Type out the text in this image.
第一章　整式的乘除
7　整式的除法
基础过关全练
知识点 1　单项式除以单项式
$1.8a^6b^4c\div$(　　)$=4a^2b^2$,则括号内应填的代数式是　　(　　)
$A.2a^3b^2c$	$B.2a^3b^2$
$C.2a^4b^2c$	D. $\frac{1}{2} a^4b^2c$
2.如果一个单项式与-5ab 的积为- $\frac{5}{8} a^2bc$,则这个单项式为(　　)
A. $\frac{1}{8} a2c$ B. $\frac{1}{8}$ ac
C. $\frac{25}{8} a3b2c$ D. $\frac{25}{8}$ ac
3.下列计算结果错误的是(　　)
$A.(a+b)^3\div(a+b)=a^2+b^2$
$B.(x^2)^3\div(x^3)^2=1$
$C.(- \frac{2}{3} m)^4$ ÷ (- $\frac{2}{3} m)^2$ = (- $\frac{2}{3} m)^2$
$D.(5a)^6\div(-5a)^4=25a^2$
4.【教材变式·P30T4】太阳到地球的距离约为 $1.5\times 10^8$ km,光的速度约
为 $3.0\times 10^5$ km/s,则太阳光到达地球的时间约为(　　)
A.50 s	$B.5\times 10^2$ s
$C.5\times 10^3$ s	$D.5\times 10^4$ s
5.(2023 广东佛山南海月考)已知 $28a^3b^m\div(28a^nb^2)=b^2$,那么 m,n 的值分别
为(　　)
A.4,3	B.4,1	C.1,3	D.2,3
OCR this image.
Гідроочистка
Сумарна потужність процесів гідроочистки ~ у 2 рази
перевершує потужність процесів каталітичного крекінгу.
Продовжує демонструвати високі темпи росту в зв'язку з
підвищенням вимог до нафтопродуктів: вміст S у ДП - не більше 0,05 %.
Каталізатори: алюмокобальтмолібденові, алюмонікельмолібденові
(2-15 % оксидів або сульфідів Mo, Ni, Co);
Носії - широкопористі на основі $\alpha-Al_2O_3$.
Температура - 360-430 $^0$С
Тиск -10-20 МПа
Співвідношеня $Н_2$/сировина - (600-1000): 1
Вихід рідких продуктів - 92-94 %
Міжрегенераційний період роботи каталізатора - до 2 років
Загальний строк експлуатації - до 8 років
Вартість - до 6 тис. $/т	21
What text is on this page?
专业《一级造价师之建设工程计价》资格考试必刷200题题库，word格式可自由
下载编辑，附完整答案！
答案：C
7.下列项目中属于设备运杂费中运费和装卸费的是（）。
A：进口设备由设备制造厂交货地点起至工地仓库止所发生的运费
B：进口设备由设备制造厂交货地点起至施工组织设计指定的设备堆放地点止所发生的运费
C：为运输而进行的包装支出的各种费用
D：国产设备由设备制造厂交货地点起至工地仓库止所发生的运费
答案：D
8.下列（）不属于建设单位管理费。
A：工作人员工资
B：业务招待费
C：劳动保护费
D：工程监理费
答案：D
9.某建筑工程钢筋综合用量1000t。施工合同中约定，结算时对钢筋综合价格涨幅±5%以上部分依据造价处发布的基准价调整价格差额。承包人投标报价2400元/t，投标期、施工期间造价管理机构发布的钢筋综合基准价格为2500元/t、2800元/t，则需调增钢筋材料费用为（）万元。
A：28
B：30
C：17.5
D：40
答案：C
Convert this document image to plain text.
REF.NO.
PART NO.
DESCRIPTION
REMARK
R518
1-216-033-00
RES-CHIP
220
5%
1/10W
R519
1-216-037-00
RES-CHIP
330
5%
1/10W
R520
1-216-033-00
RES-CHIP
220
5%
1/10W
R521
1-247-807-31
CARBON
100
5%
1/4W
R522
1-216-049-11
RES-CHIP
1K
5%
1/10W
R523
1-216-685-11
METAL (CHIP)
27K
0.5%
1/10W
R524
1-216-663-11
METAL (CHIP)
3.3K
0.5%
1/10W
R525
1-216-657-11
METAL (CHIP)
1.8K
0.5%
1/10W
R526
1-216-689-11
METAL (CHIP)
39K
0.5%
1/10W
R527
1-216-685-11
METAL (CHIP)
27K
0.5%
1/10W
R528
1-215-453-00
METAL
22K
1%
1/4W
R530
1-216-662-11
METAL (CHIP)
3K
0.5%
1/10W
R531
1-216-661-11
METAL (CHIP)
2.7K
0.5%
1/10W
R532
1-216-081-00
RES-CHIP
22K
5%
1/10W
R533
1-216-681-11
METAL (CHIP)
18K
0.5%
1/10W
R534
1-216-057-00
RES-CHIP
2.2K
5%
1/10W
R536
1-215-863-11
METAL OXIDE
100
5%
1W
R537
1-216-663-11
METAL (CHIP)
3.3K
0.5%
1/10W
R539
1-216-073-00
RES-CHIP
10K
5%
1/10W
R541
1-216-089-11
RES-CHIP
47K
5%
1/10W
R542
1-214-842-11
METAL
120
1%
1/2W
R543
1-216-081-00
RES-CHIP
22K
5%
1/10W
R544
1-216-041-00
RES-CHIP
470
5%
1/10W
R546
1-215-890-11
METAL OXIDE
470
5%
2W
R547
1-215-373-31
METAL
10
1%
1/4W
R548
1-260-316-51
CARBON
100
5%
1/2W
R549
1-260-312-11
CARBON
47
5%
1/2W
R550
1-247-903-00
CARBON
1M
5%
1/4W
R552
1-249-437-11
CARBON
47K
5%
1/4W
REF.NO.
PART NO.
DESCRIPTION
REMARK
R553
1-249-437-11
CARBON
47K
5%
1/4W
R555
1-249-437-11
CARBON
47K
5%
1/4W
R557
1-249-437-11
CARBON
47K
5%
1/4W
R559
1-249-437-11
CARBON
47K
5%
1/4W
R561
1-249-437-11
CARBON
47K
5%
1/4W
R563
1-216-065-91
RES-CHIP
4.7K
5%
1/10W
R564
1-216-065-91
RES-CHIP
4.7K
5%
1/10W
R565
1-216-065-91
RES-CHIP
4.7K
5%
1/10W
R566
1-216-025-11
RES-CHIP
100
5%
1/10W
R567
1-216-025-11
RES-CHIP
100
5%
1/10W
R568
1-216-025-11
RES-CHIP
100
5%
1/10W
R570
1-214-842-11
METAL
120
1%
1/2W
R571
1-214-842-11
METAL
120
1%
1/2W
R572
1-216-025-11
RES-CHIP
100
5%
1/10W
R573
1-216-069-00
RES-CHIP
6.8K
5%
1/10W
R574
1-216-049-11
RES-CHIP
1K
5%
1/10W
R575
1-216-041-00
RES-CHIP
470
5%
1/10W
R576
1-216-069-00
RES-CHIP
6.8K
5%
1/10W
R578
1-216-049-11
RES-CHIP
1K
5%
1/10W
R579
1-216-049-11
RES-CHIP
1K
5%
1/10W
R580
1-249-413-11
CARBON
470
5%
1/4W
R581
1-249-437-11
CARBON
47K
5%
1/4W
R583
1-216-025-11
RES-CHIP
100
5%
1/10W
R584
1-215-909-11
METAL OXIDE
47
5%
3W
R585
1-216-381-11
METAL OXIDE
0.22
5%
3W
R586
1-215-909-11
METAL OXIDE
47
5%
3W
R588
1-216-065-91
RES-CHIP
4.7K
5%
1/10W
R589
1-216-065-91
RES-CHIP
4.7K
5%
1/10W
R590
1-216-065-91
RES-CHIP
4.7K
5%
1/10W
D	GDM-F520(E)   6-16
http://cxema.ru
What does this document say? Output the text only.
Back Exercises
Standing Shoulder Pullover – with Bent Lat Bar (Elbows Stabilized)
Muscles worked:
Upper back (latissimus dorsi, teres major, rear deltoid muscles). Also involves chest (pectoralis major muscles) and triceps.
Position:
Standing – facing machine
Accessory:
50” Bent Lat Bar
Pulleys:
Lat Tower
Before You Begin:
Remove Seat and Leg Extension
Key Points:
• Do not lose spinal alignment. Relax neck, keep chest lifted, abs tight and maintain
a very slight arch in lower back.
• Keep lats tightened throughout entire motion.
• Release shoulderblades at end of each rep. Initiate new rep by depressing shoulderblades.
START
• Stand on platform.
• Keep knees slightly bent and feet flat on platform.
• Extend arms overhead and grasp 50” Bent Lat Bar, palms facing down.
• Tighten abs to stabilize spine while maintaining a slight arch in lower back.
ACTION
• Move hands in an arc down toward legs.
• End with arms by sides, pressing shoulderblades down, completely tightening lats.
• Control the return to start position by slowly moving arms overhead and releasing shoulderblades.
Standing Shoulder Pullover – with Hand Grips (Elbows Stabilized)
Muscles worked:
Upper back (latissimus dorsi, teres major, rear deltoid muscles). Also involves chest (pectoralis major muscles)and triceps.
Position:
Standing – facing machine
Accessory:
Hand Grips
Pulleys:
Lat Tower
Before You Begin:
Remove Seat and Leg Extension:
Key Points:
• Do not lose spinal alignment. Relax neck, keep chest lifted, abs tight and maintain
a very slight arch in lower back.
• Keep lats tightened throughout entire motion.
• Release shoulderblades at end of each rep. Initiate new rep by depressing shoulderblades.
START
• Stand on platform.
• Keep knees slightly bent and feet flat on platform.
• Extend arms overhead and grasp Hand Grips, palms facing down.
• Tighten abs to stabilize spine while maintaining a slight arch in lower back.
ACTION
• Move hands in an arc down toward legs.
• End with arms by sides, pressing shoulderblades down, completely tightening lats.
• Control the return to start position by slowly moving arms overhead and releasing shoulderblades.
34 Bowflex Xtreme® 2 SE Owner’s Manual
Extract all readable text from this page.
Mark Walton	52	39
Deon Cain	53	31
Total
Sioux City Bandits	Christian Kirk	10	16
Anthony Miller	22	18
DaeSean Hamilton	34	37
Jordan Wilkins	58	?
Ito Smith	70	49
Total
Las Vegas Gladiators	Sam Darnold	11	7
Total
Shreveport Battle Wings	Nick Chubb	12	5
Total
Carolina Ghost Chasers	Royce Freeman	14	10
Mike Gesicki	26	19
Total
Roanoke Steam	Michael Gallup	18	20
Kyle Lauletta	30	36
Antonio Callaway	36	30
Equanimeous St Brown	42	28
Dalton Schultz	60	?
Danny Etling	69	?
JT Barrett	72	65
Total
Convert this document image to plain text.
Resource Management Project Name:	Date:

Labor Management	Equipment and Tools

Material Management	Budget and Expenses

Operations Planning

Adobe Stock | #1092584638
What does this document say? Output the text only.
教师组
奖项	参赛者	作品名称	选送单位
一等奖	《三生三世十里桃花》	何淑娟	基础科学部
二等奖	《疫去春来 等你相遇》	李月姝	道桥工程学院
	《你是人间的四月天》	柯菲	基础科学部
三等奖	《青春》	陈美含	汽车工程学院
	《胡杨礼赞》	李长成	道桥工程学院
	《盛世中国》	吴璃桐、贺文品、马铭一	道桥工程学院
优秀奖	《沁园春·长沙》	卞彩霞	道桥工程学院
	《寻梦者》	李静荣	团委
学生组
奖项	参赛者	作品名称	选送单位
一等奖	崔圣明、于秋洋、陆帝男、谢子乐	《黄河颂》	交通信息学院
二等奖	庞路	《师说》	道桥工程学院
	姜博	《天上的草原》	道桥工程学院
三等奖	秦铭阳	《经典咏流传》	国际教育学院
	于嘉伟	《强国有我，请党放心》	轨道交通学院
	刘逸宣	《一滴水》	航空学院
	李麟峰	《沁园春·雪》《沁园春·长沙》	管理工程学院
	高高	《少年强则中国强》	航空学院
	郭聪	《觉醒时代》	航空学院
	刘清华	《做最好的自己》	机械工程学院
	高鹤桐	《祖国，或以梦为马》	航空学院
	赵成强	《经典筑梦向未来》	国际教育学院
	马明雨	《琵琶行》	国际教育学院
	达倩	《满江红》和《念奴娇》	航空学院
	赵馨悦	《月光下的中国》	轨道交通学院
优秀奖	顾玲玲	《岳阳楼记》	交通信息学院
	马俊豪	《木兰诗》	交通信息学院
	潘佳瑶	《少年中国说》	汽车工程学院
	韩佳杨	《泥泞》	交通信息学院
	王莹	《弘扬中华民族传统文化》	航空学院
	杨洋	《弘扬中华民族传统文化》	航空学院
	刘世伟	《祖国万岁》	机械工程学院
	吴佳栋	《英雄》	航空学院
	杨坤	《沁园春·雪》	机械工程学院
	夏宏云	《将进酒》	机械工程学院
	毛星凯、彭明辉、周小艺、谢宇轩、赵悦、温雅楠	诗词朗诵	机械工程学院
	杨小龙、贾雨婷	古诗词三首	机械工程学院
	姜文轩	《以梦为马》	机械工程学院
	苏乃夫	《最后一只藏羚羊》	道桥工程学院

________________________

== Your task ==
Find each line in the records holding the string "dorsi" and show it.

== Task output ==
Upper back (latissimus dorsi, teres major, rear deltoid muscles). Also involves chest (pectoralis major muscles) and triceps.
Upper back (latissimus dorsi, teres major, rear deltoid muscles). Also involves chest (pectoralis major muscles)and triceps.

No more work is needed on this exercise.